Records from a data source:
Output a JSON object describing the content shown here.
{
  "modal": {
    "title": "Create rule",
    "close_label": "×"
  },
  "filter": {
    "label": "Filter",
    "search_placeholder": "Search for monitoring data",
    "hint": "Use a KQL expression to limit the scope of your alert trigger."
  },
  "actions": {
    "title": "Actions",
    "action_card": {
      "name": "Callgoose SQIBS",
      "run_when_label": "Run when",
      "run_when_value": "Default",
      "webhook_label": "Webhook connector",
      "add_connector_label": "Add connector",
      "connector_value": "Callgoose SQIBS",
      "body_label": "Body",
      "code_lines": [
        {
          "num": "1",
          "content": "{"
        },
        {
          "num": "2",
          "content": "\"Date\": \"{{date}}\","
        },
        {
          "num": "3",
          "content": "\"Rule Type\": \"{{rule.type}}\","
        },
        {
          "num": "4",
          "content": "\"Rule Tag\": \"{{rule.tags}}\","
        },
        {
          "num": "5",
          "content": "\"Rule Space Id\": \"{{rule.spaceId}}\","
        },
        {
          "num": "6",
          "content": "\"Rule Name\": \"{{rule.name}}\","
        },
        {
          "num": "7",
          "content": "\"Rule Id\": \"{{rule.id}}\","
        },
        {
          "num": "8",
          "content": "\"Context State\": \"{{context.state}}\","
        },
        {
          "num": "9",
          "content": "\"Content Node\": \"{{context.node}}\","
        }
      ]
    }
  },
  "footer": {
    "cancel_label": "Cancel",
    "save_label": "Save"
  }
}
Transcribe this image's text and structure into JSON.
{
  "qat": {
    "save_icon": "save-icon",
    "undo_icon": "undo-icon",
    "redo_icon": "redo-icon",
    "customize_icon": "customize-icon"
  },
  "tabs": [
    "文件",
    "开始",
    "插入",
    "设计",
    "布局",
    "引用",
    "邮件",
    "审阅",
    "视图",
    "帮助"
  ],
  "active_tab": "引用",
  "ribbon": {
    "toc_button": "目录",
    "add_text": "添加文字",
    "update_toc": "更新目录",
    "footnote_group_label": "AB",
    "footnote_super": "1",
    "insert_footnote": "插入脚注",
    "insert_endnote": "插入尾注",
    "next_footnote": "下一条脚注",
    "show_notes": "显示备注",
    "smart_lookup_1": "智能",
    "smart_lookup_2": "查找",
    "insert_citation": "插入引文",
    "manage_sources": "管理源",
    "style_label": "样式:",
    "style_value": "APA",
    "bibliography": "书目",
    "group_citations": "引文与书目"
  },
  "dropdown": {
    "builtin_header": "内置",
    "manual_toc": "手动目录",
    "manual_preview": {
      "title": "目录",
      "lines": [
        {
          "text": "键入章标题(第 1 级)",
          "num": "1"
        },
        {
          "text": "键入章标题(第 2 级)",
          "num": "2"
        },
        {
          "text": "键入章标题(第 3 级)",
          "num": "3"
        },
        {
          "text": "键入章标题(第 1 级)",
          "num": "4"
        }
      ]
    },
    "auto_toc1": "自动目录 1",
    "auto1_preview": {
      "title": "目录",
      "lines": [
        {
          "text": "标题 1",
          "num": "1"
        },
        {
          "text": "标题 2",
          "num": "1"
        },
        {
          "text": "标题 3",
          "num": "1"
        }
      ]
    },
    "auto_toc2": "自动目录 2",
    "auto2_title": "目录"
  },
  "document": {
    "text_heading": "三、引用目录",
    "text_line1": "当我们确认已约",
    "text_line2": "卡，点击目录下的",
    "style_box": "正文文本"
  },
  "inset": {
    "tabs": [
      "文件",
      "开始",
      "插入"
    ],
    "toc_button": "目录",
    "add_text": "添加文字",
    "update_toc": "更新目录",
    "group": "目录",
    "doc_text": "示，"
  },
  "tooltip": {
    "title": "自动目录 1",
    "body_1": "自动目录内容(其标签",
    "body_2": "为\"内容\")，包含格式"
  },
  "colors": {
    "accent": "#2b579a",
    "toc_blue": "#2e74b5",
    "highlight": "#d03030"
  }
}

-- WHAT IS BEING ASKED --
Could you transcribe the records in full, exactly?

-- SOLUTION --
Output a JSON object describing the content shown here.
{
  "modal": {
    "title": "Create rule",
    "close_label": "×"
  },
  "filter": {
    "label": "Filter",
    "search_placeholder": "Search for monitoring data",
    "hint": "Use a KQL expression to limit the scope of your alert trigger."
  },
  "actions": {
    "title": "Actions",
    "action_card": {
      "name": "Callgoose SQIBS",
      "run_when_label": "Run when",
      "run_when_value": "Default",
      "webhook_label": "Webhook connector",
      "add_connector_label": "Add connector",
      "connector_value": "Callgoose SQIBS",
      "body_label": "Body",
      "code_lines": [
        {
          "num": "1",
          "content": "{"
        },
        {
          "num": "2",
          "content": "\"Date\": \"{{date}}\","
        },
        {
          "num": "3",
          "content": "\"Rule Type\": \"{{rule.type}}\","
        },
        {
          "num": "4",
          "content": "\"Rule Tag\": \"{{rule.tags}}\","
        },
        {
          "num": "5",
          "content": "\"Rule Space Id\": \"{{rule.spaceId}}\","
        },
        {
          "num": "6",
          "content": "\"Rule Name\": \"{{rule.name}}\","
        },
        {
          "num": "7",
          "content": "\"Rule Id\": \"{{rule.id}}\","
        },
        {
          "num": "8",
          "content": "\"Context State\": \"{{context.state}}\","
        },
        {
          "num": "9",
          "content": "\"Content Node\": \"{{context.node}}\","
        }
      ]
    }
  },
  "footer": {
    "cancel_label": "Cancel",
    "save_label": "Save"
  }
}
Transcribe this image's text and structure into JSON.
{
  "qat": {
    "save_icon": "save-icon",
    "undo_icon": "undo-icon",
    "redo_icon": "redo-icon",
    "customize_icon": "customize-icon"
  },
  "tabs": [
    "文件",
    "开始",
    "插入",
    "设计",
    "布局",
    "引用",
    "邮件",
    "审阅",
    "视图",
    "帮助"
  ],
  "active_tab": "引用",
  "ribbon": {
    "toc_button": "目录",
    "add_text": "添加文字",
    "update_toc": "更新目录",
    "footnote_group_label": "AB",
    "footnote_super": "1",
    "insert_footnote": "插入脚注",
    "insert_endnote": "插入尾注",
    "next_footnote": "下一条脚注",
    "show_notes": "显示备注",
    "smart_lookup_1": "智能",
    "smart_lookup_2": "查找",
    "insert_citation": "插入引文",
    "manage_sources": "管理源",
    "style_label": "样式:",
    "style_value": "APA",
    "bibliography": "书目",
    "group_citations": "引文与书目"
  },
  "dropdown": {
    "builtin_header": "内置",
    "manual_toc": "手动目录",
    "manual_preview": {
      "title": "目录",
      "lines": [
        {
          "text": "键入章标题(第 1 级)",
          "num": "1"
        },
        {
          "text": "键入章标题(第 2 级)",
          "num": "2"
        },
        {
          "text": "键入章标题(第 3 级)",
          "num": "3"
        },
        {
          "text": "键入章标题(第 1 级)",
          "num": "4"
        }
      ]
    },
    "auto_toc1": "自动目录 1",
    "auto1_preview": {
      "title": "目录",
      "lines": [
        {
          "text": "标题 1",
          "num": "1"
        },
        {
          "text": "标题 2",
          "num": "1"
        },
        {
          "text": "标题 3",
          "num": "1"
        }
      ]
    },
    "auto_toc2": "自动目录 2",
    "auto2_title": "目录"
  },
  "document": {
    "text_heading": "三、引用目录",
    "text_line1": "当我们确认已约",
    "text_line2": "卡，点击目录下的",
    "style_box": "正文文本"
  },
  "inset": {
    "tabs": [
      "文件",
      "开始",
      "插入"
    ],
    "toc_button": "目录",
    "add_text": "添加文字",
    "update_toc": "更新目录",
    "group": "目录",
    "doc_text": "示，"
  },
  "tooltip": {
    "title": "自动目录 1",
    "body_1": "自动目录内容(其标签",
    "body_2": "为\"内容\")，包含格式"
  },
  "colors": {
    "accent": "#2b579a",
    "toc_blue": "#2e74b5",
    "highlight": "#d03030"
  }
}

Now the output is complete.